### Excerpted data

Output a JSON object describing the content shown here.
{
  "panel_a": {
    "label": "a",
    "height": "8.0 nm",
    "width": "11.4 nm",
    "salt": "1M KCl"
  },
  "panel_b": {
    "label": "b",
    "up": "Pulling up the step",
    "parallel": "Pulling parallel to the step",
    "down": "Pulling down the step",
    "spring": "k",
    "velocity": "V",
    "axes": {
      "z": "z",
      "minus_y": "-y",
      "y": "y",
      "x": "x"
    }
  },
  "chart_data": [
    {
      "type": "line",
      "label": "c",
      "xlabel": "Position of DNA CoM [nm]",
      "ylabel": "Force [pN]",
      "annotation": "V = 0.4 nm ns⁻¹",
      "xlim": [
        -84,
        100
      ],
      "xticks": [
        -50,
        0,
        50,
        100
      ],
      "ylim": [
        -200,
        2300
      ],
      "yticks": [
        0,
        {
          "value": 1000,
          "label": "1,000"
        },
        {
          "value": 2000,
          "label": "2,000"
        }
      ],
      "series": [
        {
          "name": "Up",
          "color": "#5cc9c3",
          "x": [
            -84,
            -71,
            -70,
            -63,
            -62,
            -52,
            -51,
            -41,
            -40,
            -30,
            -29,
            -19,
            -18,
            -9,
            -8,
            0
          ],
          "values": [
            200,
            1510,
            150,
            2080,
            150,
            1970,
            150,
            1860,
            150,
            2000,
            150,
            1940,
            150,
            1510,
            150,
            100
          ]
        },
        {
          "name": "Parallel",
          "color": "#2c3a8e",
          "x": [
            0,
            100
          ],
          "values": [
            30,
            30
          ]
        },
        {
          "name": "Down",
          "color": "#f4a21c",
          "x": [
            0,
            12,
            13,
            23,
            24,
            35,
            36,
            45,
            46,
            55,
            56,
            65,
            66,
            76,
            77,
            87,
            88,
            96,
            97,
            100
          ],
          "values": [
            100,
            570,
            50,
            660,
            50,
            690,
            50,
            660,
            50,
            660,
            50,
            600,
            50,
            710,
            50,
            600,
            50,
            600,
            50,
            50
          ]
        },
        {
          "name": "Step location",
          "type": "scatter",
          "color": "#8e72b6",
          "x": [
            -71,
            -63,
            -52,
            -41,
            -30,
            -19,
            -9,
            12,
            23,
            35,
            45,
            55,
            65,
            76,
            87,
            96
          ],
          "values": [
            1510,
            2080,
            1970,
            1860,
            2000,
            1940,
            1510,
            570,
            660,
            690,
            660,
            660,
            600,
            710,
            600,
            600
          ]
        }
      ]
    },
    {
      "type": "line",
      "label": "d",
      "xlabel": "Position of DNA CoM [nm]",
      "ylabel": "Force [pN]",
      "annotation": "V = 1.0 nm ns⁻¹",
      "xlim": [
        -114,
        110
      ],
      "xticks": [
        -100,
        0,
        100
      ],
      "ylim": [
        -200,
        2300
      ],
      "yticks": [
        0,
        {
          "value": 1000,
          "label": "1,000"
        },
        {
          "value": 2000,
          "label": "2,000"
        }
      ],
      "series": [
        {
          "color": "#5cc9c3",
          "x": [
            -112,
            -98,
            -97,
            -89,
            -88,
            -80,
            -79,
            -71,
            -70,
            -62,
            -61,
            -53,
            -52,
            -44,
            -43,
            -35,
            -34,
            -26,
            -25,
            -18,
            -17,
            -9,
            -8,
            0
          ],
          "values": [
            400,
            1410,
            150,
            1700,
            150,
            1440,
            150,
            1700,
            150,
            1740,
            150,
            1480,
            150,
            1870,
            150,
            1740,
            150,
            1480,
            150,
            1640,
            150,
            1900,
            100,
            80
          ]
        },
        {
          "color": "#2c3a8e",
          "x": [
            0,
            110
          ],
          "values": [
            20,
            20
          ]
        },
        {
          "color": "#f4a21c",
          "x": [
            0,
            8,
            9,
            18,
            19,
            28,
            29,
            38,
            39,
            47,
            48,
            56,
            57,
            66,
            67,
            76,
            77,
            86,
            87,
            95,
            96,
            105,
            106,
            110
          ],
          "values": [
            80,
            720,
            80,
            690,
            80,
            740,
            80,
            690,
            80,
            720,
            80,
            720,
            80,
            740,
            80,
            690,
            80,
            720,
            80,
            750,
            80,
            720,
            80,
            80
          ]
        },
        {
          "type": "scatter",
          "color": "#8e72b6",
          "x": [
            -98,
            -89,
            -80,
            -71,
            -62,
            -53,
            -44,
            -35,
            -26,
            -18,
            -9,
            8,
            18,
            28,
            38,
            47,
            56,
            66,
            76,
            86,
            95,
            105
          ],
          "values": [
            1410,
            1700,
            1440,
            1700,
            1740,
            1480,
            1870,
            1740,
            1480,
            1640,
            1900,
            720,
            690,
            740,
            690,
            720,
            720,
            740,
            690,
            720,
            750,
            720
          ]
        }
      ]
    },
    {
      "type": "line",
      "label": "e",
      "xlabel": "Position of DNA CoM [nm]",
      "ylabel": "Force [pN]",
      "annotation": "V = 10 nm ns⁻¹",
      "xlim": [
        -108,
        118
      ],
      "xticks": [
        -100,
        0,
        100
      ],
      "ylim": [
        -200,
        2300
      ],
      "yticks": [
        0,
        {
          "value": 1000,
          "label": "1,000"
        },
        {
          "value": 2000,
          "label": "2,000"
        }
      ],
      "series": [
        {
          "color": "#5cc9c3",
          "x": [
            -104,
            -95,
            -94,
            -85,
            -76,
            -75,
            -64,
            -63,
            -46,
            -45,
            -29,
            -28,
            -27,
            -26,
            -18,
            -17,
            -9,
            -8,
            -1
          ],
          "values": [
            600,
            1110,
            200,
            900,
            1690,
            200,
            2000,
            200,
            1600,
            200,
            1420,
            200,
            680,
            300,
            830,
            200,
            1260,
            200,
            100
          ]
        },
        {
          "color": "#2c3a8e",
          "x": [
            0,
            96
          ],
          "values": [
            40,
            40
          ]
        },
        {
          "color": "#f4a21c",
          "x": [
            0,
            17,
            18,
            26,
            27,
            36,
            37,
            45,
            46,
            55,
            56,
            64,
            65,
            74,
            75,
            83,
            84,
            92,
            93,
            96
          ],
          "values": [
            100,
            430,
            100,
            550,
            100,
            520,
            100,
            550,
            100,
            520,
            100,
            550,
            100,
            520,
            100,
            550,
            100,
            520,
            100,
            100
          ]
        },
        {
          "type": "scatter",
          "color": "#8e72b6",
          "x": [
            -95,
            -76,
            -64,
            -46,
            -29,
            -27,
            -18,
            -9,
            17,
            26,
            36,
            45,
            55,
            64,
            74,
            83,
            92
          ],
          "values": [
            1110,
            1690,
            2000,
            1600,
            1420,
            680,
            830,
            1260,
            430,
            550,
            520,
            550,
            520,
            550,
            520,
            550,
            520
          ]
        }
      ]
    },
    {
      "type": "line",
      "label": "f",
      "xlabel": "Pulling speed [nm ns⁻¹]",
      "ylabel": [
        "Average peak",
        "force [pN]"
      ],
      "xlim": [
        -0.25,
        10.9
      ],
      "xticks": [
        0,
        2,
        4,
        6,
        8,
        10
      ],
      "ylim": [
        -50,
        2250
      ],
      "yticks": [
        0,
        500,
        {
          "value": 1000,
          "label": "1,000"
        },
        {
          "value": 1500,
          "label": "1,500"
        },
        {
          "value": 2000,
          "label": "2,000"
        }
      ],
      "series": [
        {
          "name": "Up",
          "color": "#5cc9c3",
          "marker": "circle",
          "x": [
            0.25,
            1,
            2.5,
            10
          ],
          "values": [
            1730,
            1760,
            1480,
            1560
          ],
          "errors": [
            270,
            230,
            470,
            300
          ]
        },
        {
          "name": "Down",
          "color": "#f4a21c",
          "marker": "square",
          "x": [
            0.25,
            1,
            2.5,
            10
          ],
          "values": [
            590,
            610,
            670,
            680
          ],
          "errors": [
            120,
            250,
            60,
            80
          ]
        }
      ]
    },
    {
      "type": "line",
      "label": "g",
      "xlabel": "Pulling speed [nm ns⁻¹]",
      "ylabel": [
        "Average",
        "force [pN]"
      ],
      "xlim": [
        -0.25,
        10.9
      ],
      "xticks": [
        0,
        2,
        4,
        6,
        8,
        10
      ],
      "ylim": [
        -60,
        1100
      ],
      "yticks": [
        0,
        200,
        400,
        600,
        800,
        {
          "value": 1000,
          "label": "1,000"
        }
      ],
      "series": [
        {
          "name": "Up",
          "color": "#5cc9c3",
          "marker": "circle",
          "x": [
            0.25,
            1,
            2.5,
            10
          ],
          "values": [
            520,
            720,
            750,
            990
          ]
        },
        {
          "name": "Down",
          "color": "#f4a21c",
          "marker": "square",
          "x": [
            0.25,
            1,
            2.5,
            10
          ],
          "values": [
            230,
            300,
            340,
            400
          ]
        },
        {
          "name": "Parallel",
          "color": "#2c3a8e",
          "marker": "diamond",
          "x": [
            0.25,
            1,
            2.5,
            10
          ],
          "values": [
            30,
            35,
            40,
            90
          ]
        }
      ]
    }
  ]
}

######

Brief
From the records given above, copy all lines containing "annotation".

Solution for this exercise
      "annotation": "V = 0.4 nm ns⁻¹",
      "annotation": "V = 1.0 nm ns⁻¹",
      "annotation": "V = 10 nm ns⁻¹",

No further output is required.